WHAT THIS TASK INVOLVES
In the listing, from its first line through the line with "list-item-text: Which genre occured", swap "list-item-number" for "list-item-index" and give those lines back with nothing else altered.

Items listed in a dataset
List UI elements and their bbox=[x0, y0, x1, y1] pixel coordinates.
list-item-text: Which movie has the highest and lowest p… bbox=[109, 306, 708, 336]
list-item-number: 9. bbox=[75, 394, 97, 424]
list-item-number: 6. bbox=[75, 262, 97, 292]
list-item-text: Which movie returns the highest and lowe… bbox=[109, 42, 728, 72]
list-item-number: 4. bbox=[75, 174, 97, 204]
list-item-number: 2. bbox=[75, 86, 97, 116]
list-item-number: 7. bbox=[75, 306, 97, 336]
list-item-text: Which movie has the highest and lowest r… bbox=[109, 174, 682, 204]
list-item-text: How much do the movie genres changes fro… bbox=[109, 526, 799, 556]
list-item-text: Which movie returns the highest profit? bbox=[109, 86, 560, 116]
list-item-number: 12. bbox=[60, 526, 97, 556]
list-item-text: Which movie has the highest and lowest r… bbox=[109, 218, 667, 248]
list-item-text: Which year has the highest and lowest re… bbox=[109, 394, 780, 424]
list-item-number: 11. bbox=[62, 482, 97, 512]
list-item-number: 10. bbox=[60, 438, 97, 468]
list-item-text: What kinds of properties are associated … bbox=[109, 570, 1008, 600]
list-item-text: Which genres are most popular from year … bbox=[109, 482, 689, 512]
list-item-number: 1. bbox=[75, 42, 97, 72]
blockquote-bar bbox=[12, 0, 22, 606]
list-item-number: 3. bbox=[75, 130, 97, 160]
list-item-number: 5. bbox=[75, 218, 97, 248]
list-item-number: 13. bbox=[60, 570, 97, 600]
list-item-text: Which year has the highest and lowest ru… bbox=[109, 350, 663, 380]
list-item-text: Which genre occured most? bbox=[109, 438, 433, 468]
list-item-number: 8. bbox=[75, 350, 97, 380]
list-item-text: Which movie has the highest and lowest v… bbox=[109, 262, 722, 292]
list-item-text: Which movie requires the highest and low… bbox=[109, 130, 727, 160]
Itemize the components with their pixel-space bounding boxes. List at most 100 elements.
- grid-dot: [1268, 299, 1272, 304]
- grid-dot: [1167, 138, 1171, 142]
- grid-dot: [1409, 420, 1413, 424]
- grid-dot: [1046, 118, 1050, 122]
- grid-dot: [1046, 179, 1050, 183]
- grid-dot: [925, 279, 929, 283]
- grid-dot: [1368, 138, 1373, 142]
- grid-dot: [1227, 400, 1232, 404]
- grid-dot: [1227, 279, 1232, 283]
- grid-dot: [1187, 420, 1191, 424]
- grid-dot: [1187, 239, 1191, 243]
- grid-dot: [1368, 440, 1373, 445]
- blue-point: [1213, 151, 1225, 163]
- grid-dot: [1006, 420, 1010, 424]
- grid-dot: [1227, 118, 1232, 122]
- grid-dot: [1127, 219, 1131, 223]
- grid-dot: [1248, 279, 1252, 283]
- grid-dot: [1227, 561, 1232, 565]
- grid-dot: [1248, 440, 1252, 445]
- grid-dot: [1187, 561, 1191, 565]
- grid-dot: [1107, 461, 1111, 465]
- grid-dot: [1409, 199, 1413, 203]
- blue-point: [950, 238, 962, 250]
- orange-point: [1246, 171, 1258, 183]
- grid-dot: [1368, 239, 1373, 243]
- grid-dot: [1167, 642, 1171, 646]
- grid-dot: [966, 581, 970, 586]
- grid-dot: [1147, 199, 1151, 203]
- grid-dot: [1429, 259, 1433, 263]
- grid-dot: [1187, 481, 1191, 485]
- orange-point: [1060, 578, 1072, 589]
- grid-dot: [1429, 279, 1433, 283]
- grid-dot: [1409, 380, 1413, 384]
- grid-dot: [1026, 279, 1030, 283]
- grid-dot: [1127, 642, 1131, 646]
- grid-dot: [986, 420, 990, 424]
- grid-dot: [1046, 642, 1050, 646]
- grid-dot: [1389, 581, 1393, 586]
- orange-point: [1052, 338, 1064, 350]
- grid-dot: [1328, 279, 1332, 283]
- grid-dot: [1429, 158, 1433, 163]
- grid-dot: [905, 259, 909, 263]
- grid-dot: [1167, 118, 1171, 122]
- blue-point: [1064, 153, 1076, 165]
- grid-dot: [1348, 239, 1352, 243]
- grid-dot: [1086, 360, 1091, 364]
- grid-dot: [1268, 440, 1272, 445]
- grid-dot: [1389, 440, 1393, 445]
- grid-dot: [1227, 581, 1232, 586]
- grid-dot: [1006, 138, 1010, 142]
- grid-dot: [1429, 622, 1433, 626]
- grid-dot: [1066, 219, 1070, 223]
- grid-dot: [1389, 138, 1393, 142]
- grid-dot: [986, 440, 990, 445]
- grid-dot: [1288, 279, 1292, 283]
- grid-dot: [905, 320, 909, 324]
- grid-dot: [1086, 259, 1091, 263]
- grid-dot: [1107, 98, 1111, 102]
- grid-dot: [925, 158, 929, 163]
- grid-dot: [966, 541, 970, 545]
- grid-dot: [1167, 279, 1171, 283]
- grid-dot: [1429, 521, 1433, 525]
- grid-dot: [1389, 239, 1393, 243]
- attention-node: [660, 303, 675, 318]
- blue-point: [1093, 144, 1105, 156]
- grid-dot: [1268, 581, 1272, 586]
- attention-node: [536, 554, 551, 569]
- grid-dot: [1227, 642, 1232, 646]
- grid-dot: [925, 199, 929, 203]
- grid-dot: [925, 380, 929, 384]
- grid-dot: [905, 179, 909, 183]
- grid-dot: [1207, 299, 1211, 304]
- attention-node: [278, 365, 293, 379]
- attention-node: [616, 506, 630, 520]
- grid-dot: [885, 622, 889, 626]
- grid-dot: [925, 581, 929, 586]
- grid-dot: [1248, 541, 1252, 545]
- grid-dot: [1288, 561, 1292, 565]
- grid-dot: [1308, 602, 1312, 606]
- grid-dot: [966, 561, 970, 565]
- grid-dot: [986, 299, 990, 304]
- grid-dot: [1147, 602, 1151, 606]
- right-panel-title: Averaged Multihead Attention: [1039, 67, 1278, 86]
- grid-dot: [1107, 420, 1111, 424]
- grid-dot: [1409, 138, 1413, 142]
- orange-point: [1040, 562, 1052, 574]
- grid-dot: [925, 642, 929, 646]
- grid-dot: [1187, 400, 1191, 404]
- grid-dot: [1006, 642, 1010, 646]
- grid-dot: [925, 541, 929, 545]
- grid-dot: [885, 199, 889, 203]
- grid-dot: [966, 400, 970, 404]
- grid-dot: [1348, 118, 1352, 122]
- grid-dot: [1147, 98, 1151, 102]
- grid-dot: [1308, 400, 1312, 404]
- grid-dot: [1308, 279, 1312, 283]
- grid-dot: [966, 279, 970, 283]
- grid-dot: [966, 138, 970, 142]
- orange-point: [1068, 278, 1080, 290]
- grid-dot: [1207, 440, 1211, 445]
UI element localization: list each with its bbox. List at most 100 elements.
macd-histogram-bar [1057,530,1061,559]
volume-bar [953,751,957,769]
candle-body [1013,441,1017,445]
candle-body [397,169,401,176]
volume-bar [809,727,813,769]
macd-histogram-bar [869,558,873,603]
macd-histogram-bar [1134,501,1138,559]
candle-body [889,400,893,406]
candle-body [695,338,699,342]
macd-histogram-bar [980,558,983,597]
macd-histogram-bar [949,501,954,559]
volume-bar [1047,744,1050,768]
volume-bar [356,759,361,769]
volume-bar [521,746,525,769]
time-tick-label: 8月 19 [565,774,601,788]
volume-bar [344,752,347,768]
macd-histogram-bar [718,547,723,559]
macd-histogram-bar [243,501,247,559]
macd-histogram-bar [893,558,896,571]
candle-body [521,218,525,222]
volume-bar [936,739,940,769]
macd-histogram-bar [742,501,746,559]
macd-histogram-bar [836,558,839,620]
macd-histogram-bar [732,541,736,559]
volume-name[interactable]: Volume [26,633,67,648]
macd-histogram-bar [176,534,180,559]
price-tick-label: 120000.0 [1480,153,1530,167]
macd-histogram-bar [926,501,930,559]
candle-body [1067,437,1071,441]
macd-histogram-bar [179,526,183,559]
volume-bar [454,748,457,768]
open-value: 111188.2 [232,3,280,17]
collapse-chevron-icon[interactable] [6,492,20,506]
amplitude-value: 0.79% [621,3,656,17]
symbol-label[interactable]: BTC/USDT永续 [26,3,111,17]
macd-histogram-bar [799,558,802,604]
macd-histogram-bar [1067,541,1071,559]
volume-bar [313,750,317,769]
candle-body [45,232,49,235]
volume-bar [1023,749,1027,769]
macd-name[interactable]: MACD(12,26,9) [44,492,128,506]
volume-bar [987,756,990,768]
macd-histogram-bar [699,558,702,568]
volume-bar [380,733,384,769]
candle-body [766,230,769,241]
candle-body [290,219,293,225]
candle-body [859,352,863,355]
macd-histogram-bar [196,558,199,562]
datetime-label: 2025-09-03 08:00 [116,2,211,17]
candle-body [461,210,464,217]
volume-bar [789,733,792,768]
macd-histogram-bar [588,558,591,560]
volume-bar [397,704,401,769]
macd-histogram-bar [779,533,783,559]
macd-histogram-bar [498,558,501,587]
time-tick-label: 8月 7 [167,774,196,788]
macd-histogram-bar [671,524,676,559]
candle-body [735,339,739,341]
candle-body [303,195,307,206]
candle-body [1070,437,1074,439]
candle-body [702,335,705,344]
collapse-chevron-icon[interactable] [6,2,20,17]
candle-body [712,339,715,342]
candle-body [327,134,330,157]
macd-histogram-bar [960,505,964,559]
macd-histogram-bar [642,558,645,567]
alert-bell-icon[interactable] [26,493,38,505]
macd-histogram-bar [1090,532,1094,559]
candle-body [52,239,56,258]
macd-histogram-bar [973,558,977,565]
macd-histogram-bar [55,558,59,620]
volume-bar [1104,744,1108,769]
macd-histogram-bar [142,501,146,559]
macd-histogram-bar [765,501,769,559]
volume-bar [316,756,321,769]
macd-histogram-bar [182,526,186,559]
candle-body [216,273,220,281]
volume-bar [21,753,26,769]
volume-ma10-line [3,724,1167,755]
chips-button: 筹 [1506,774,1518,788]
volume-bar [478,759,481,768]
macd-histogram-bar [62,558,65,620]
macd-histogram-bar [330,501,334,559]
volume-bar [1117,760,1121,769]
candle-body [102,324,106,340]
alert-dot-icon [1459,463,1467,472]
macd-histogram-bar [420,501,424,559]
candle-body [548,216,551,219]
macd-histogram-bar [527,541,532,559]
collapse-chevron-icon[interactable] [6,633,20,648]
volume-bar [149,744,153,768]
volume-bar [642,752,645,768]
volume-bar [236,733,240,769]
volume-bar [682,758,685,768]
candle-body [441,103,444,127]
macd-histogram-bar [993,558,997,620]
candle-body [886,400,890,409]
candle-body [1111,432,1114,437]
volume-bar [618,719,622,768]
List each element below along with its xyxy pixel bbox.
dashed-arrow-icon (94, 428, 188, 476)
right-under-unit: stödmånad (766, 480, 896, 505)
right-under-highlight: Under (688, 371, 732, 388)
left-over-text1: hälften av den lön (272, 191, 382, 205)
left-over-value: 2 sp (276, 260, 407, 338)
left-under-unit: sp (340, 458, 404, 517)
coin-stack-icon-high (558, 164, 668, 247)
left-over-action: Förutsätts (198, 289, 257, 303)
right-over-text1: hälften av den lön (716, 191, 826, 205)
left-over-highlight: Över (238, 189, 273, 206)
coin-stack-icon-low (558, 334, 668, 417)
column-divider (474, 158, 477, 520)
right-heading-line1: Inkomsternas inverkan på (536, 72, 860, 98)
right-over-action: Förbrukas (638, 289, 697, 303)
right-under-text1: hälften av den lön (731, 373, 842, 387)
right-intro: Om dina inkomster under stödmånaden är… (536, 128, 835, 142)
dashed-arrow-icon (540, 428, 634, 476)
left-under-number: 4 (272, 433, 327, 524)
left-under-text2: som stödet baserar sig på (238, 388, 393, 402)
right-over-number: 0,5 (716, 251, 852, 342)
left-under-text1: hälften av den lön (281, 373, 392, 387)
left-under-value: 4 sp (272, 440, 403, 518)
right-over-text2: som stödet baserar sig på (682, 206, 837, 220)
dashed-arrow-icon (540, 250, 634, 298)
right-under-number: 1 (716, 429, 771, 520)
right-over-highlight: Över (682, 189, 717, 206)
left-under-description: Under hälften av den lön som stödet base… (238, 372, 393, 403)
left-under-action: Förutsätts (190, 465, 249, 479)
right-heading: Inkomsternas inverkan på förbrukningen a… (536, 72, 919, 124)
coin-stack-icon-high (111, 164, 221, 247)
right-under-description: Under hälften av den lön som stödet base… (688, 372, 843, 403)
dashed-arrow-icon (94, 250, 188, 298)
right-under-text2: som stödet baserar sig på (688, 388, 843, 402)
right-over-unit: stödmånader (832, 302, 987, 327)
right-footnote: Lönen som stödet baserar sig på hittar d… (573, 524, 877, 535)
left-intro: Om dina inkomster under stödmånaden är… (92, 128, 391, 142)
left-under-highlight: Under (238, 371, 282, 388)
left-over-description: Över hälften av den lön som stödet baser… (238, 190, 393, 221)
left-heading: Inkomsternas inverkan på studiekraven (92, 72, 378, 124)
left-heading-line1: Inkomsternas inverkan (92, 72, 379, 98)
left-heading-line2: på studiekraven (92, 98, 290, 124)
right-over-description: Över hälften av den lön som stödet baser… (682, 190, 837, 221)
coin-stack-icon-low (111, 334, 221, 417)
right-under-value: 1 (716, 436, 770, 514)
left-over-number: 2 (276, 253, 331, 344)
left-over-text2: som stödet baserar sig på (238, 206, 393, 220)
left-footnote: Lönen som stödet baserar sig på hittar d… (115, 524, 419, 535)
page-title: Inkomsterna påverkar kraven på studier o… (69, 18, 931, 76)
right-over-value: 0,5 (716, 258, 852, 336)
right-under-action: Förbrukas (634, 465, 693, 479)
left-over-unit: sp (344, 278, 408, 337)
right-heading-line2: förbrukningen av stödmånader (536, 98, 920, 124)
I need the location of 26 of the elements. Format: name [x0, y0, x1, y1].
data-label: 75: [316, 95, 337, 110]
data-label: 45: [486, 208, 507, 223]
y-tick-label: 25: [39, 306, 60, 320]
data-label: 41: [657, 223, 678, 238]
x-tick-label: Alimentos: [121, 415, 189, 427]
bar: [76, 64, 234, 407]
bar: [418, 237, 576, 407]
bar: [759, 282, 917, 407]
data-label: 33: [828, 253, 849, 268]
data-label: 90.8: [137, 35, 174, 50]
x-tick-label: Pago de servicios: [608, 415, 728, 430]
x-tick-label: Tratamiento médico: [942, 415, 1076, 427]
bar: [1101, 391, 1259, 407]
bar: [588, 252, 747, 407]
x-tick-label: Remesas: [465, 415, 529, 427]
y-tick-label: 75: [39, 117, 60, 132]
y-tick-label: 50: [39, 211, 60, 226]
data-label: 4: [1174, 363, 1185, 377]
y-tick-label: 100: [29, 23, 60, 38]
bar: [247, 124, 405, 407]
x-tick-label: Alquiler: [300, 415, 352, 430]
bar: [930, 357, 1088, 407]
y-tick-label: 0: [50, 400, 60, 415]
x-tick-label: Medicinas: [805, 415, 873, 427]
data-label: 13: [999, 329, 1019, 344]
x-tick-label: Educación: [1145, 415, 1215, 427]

ANSWER FOR THIS EXERCISE
List UI elements and their bbox=[x0, y0, x1, y1] pixel coordinates.
list-item-text: Which movie has the highest and lowest p… bbox=[109, 306, 708, 336]
list-item-index: 9. bbox=[75, 394, 97, 424]
list-item-index: 6. bbox=[75, 262, 97, 292]
list-item-text: Which movie returns the highest and lowe… bbox=[109, 42, 728, 72]
list-item-index: 4. bbox=[75, 174, 97, 204]
list-item-index: 2. bbox=[75, 86, 97, 116]
list-item-index: 7. bbox=[75, 306, 97, 336]
list-item-text: Which movie has the highest and lowest r… bbox=[109, 174, 682, 204]
list-item-text: How much do the movie genres changes fro… bbox=[109, 526, 799, 556]
list-item-text: Which movie returns the highest profit? bbox=[109, 86, 560, 116]
list-item-index: 12. bbox=[60, 526, 97, 556]
list-item-text: Which movie has the highest and lowest r… bbox=[109, 218, 667, 248]
list-item-text: Which year has the highest and lowest re… bbox=[109, 394, 780, 424]
list-item-index: 11. bbox=[62, 482, 97, 512]
list-item-index: 10. bbox=[60, 438, 97, 468]
list-item-text: What kinds of properties are associated … bbox=[109, 570, 1008, 600]
list-item-text: Which genres are most popular from year … bbox=[109, 482, 689, 512]
list-item-index: 1. bbox=[75, 42, 97, 72]
blockquote-bar bbox=[12, 0, 22, 606]
list-item-index: 3. bbox=[75, 130, 97, 160]
list-item-index: 5. bbox=[75, 218, 97, 248]
list-item-index: 13. bbox=[60, 570, 97, 600]
list-item-text: Which year has the highest and lowest ru… bbox=[109, 350, 663, 380]
list-item-text: Which genre occured most? bbox=[109, 438, 433, 468]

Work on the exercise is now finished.